Aim.
Copy each line of the material below that includes the string "enhance".

(Stored entries)
____

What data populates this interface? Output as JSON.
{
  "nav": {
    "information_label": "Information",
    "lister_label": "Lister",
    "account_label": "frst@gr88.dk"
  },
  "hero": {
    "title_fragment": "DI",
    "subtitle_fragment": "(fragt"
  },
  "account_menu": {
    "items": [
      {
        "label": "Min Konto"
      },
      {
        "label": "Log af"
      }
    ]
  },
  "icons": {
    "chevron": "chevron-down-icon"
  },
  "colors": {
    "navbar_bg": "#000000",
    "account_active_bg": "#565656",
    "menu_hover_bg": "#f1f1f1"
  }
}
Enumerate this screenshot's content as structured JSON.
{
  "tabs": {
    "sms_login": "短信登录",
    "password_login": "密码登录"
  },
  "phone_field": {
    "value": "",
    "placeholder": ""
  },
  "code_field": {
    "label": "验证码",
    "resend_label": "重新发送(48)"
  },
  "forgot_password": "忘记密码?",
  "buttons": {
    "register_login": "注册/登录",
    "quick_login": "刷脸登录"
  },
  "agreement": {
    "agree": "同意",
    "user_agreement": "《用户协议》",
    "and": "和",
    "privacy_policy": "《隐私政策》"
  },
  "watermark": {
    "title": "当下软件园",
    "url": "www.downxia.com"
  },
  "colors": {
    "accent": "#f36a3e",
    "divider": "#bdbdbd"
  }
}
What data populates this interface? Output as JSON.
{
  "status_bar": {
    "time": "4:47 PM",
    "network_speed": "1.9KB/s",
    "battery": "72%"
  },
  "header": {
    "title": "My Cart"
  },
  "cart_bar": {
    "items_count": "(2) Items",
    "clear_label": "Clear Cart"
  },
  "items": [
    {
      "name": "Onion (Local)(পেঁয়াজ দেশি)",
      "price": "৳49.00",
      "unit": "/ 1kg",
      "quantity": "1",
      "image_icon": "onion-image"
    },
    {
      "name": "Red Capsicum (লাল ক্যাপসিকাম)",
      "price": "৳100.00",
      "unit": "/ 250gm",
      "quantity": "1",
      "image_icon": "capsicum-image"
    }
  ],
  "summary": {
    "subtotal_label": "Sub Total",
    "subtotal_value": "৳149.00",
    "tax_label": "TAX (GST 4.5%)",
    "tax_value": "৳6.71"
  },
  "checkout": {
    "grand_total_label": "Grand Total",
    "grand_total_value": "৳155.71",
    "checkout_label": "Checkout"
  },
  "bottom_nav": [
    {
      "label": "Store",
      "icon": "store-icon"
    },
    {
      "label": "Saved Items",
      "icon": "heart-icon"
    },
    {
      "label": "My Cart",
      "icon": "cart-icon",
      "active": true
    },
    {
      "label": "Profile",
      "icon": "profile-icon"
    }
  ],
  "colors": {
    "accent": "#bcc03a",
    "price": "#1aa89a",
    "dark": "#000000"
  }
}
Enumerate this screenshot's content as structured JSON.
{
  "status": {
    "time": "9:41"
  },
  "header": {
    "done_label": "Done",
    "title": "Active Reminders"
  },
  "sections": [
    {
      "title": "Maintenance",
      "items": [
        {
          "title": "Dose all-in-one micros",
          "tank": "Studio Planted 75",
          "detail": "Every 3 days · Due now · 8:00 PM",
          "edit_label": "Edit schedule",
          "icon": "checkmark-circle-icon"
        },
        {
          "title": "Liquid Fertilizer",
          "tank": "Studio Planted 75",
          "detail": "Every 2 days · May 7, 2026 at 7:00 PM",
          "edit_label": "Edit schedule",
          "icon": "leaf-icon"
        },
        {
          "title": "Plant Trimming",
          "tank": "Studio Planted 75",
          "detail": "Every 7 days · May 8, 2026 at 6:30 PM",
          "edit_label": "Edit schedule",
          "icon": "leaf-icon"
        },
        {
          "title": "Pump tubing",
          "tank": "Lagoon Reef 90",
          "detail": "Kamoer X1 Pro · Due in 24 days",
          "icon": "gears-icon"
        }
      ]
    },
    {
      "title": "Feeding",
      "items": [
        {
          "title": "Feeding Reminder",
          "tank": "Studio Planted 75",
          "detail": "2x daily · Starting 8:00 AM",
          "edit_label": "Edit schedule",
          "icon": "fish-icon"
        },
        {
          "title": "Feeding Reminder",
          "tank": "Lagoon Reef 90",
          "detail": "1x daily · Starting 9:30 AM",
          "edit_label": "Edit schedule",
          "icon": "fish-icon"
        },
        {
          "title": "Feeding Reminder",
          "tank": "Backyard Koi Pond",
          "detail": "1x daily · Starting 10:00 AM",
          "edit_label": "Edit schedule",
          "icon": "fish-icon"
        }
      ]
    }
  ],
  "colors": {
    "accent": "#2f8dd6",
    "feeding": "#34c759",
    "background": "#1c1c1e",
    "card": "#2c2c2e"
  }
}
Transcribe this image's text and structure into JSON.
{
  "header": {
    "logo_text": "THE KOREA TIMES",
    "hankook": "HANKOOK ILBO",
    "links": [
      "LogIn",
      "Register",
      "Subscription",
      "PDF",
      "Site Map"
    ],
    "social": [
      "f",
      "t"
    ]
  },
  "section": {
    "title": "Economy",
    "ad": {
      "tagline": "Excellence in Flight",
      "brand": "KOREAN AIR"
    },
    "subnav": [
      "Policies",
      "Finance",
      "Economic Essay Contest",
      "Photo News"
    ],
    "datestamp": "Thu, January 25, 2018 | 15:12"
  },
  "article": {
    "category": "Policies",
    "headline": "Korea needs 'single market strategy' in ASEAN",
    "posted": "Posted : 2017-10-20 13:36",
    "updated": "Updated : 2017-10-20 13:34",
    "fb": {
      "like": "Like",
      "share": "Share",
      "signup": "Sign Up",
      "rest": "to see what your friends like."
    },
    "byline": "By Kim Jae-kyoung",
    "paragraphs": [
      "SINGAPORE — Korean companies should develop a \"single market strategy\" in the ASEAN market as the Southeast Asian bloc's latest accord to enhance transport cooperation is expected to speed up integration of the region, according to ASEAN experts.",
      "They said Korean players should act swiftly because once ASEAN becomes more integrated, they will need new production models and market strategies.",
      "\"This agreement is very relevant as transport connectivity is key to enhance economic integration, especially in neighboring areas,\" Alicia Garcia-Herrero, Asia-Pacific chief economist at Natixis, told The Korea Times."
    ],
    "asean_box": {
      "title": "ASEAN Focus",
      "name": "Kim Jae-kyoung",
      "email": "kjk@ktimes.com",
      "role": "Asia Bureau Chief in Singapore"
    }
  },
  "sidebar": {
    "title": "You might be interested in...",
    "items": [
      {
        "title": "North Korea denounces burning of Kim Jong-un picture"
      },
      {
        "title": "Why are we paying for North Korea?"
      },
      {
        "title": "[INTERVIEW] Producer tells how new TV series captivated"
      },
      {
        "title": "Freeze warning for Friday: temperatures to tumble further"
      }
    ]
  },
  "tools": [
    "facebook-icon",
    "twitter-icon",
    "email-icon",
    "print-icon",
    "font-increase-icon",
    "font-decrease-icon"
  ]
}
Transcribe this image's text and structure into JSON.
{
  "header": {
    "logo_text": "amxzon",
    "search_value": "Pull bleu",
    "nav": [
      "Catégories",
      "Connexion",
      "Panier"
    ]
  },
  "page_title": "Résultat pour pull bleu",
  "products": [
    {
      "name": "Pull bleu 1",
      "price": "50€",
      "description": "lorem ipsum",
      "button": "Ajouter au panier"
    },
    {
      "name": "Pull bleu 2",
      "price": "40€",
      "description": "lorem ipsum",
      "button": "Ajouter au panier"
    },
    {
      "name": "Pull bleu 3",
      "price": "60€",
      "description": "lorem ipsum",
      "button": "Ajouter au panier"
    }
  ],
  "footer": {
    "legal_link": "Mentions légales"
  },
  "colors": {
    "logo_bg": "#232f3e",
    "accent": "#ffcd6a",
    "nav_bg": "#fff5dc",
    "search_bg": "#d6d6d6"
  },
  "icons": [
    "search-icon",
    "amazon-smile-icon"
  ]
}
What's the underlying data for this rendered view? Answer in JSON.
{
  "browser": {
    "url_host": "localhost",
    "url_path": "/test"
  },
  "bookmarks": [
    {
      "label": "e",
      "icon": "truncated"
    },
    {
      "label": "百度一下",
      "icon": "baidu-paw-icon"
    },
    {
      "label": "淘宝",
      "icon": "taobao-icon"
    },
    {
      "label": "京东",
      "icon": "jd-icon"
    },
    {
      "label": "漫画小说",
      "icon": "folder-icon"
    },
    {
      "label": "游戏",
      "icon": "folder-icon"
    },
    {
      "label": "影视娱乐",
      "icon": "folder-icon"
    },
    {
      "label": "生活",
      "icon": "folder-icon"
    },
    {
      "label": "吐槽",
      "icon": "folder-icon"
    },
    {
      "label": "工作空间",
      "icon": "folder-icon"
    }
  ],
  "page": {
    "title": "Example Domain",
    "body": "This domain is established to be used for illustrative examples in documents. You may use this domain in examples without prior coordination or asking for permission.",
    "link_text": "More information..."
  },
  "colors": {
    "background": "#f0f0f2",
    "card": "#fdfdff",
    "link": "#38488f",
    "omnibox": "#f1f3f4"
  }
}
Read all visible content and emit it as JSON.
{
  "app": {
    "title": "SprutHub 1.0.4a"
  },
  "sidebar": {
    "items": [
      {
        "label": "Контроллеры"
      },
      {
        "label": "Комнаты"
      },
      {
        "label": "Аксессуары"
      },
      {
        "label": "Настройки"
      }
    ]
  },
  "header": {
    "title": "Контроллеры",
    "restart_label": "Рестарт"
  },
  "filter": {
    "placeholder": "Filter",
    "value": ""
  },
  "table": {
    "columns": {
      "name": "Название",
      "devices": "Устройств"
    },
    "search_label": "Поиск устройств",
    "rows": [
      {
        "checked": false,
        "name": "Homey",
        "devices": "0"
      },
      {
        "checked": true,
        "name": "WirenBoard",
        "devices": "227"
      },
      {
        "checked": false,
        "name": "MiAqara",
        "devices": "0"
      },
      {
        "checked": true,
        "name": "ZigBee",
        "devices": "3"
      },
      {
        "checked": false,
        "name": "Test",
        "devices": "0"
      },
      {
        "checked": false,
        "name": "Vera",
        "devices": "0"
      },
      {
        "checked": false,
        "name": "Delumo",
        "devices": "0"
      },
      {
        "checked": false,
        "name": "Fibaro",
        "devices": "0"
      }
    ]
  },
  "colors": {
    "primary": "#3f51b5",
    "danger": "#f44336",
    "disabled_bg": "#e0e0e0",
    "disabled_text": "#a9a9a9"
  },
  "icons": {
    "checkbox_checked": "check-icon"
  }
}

____

Output.
      "SINGAPORE — Korean companies should develop a \"single market strategy\" in the ASEAN market as the Southeast Asian bloc's latest accord to enhance transport cooperation is expected to speed up integration of the region, according to ASEAN experts.",
      "\"This agreement is very relevant as transport connectivity is key to enhance economic integration, especially in neighboring areas,\" Alicia Garcia-Herrero, Asia-Pacific chief economist at Natixis, told The Korea Times."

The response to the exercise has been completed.